**Goal of the exercise**
The listing below must be repeated word for word, with its images excluded.

....

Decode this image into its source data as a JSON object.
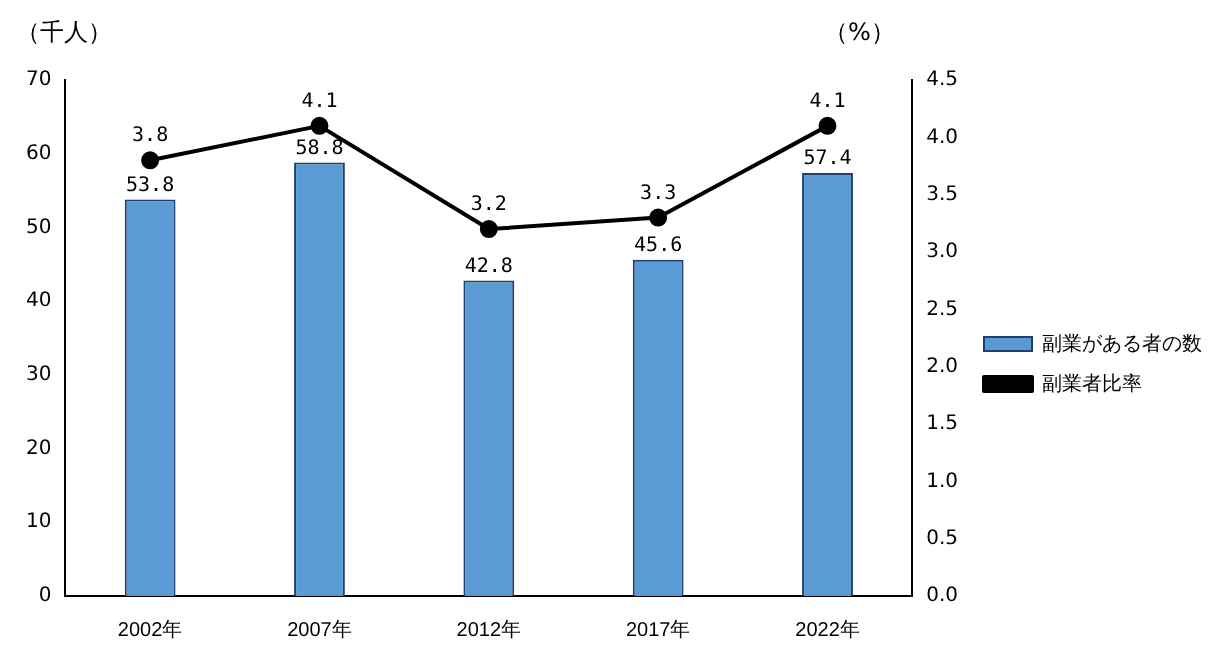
{
  "chart_data": {
    "type": "bar",
    "ylabel": "（千人）",
    "y2label": "（%）",
    "categories": [
      "2002年",
      "2007年",
      "2012年",
      "2017年",
      "2022年"
    ],
    "series": [
      {
        "name": "副業がある者の数",
        "color": "#5b9bd5",
        "values": [
          53.8,
          58.8,
          42.8,
          45.6,
          57.4
        ]
      },
      {
        "name": "副業者比率",
        "type": "line",
        "axis": "y2",
        "color": "#000000",
        "values": [
          3.8,
          4.1,
          3.2,
          3.3,
          4.1
        ]
      }
    ],
    "ylim": [
      0,
      70
    ],
    "yticks": [
      0,
      10,
      20,
      30,
      40,
      50,
      60,
      70
    ],
    "y2lim": [
      0,
      4.5
    ],
    "y2ticks": [
      {
        "value": 0,
        "label": "0.0"
      },
      {
        "value": 0.5,
        "label": "0.5"
      },
      {
        "value": 1,
        "label": "1.0"
      },
      {
        "value": 1.5,
        "label": "1.5"
      },
      {
        "value": 2,
        "label": "2.0"
      },
      {
        "value": 2.5,
        "label": "2.5"
      },
      {
        "value": 3,
        "label": "3.0"
      },
      {
        "value": 3.5,
        "label": "3.5"
      },
      {
        "value": 4,
        "label": "4.0"
      },
      {
        "value": 4.5,
        "label": "4.5"
      }
    ],
    "data_labels": true,
    "grid": false,
    "legend": "right",
    "marker": "circle",
    "line_style": "solid"
  }
}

....

**Exercise answer**
Decode this image into its source data as a JSON object.
{
  "chart_data": {
    "type": "bar",
    "ylabel": "（千人）",
    "y2label": "（%）",
    "categories": [
      "2002年",
      "2007年",
      "2012年",
      "2017年",
      "2022年"
    ],
    "series": [
      {
        "name": "副業がある者の数",
        "color": "#5b9bd5",
        "values": [
          53.8,
          58.8,
          42.8,
          45.6,
          57.4
        ]
      },
      {
        "name": "副業者比率",
        "type": "line",
        "axis": "y2",
        "color": "#000000",
        "values": [
          3.8,
          4.1,
          3.2,
          3.3,
          4.1
        ]
      }
    ],
    "ylim": [
      0,
      70
    ],
    "yticks": [
      0,
      10,
      20,
      30,
      40,
      50,
      60,
      70
    ],
    "y2lim": [
      0,
      4.5
    ],
    "y2ticks": [
      {
        "value": 0,
        "label": "0.0"
      },
      {
        "value": 0.5,
        "label": "0.5"
      },
      {
        "value": 1,
        "label": "1.0"
      },
      {
        "value": 1.5,
        "label": "1.5"
      },
      {
        "value": 2,
        "label": "2.0"
      },
      {
        "value": 2.5,
        "label": "2.5"
      },
      {
        "value": 3,
        "label": "3.0"
      },
      {
        "value": 3.5,
        "label": "3.5"
      },
      {
        "value": 4,
        "label": "4.0"
      },
      {
        "value": 4.5,
        "label": "4.5"
      }
    ],
    "data_labels": true,
    "grid": false,
    "legend": "right",
    "marker": "circle",
    "line_style": "solid"
  }
}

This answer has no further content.